Exercise details. Wherever the word "Catalog" shows up in a line, please copy that line.

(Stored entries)
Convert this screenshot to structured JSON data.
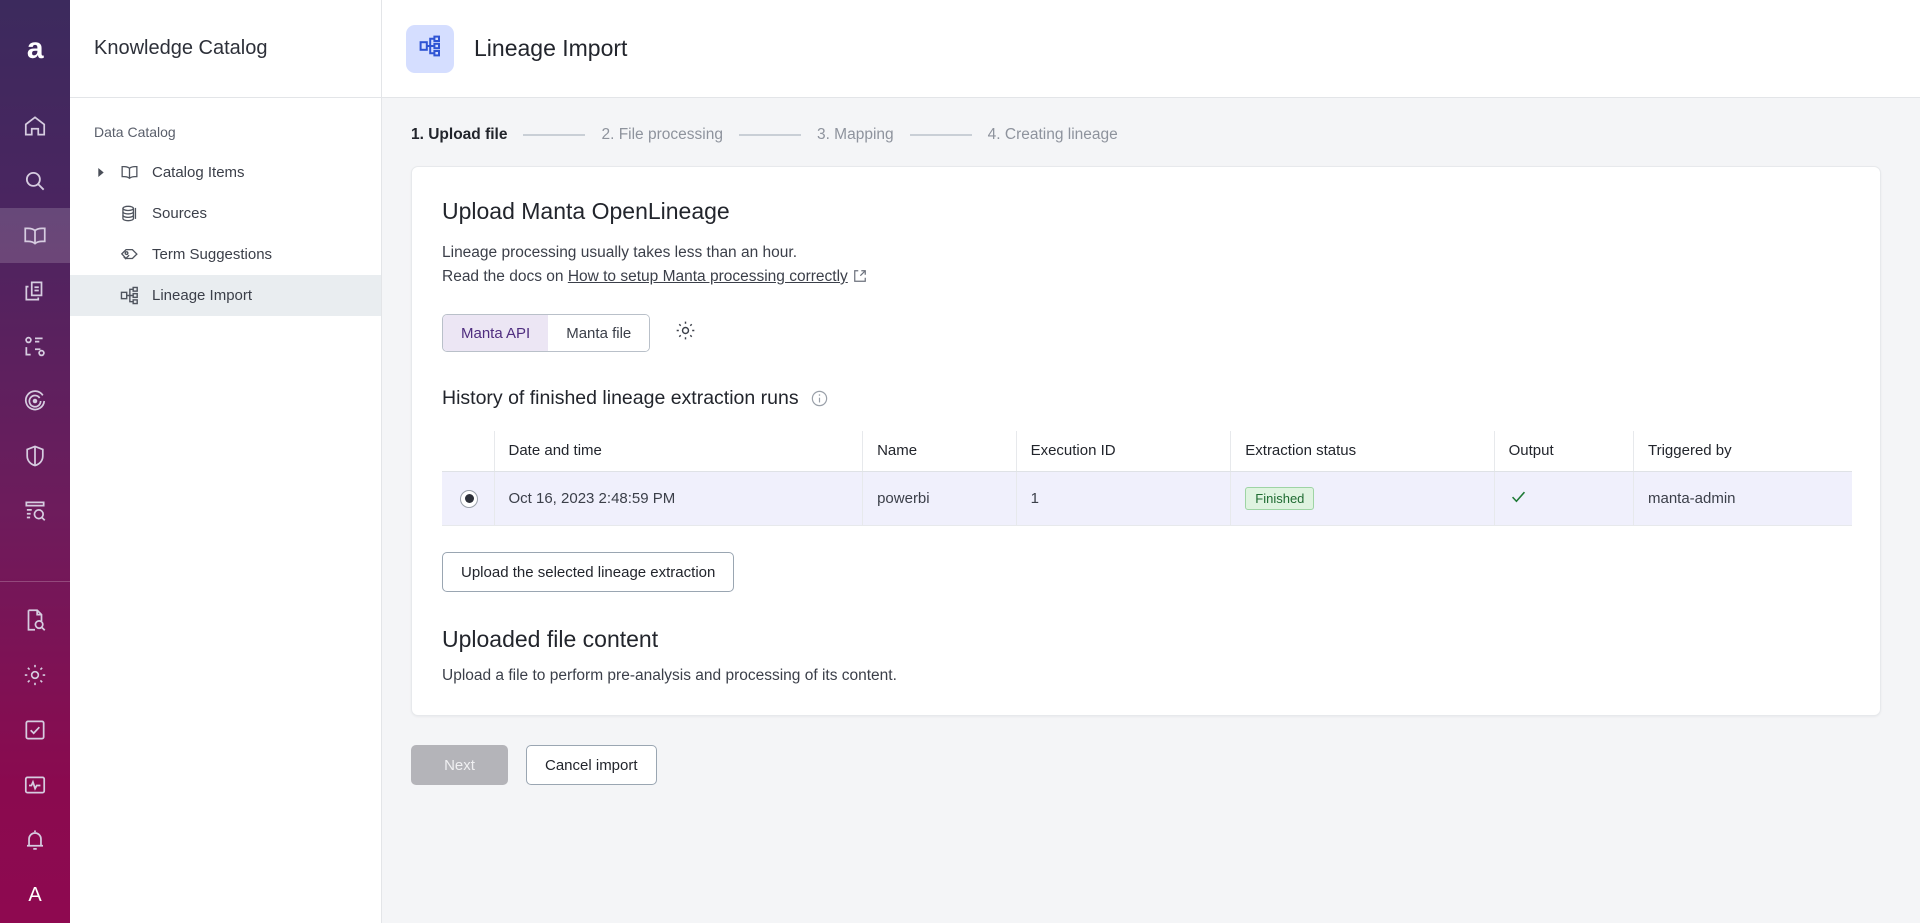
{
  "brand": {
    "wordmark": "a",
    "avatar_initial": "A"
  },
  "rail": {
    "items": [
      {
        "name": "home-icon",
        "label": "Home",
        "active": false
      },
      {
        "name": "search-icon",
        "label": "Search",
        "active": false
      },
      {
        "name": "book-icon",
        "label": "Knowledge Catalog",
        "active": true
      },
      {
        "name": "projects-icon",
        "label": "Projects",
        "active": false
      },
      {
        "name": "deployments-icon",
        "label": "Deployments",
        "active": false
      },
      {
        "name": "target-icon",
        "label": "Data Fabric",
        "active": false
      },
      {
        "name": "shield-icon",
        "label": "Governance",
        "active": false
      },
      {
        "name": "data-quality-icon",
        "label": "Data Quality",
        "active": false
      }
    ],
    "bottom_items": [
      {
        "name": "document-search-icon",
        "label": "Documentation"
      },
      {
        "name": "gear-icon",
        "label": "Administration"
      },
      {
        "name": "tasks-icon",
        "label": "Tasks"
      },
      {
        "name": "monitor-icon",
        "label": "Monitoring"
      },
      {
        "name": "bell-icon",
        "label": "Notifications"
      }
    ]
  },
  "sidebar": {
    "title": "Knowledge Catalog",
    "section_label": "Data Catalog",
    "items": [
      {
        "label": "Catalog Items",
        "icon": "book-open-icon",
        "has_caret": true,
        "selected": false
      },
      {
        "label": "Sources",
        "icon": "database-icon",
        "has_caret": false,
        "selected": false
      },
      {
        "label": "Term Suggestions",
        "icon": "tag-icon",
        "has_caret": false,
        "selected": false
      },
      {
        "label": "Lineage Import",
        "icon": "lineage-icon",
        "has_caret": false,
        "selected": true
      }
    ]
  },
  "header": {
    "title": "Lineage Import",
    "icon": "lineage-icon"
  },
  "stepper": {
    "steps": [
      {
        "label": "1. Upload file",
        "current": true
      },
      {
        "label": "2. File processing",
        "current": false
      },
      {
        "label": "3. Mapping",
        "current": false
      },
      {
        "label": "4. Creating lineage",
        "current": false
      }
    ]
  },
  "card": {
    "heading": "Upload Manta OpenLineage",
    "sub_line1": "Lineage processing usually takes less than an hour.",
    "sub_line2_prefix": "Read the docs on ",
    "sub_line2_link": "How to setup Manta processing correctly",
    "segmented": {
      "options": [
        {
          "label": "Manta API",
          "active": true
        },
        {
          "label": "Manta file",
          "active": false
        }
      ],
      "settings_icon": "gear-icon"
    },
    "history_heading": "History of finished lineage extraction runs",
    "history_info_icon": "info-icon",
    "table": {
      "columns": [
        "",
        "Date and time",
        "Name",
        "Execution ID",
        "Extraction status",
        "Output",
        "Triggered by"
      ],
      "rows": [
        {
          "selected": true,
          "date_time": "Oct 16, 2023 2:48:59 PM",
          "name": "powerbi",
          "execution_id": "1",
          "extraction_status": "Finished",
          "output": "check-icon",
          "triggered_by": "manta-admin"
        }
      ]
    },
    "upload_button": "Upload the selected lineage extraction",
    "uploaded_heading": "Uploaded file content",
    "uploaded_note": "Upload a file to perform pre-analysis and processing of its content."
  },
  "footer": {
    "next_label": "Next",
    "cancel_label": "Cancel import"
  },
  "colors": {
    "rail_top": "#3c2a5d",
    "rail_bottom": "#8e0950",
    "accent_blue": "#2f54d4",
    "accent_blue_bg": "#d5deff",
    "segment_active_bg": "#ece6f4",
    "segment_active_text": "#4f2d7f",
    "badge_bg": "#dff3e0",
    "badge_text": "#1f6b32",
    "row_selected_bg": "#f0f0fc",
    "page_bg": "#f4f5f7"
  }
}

...

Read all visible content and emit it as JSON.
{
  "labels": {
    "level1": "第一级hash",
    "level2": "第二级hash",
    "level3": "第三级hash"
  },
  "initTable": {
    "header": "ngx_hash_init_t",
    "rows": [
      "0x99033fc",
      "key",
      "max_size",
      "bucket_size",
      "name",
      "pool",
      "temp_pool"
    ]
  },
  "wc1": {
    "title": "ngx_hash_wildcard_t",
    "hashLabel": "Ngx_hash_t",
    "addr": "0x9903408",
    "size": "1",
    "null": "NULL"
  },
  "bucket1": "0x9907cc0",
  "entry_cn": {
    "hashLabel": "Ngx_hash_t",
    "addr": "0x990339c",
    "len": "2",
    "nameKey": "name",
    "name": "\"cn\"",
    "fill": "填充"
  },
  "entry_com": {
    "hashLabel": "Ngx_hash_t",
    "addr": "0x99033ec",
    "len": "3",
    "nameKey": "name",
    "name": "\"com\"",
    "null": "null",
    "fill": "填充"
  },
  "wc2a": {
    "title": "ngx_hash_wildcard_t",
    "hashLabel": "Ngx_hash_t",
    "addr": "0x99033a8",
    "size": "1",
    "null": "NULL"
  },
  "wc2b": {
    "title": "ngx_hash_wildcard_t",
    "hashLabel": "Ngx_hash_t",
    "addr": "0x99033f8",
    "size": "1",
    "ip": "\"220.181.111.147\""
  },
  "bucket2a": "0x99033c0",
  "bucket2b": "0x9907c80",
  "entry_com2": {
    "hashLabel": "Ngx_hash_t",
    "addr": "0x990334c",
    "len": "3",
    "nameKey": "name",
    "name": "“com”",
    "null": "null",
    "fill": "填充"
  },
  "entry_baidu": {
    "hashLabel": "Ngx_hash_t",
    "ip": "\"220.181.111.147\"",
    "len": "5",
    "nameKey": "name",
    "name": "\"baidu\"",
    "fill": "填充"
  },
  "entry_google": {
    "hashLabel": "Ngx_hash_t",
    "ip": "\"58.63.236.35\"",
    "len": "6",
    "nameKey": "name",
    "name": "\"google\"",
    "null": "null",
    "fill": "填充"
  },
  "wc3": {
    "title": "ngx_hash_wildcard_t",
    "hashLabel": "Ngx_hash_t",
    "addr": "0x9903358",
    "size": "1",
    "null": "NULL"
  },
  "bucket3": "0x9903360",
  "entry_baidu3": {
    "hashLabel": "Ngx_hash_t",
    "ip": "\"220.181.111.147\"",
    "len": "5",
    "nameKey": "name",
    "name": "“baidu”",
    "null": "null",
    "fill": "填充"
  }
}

Expected answer.
        "label": "Knowledge Catalog",
    "title": "Knowledge Catalog",
    "section_label": "Data Catalog",
        "label": "Catalog Items",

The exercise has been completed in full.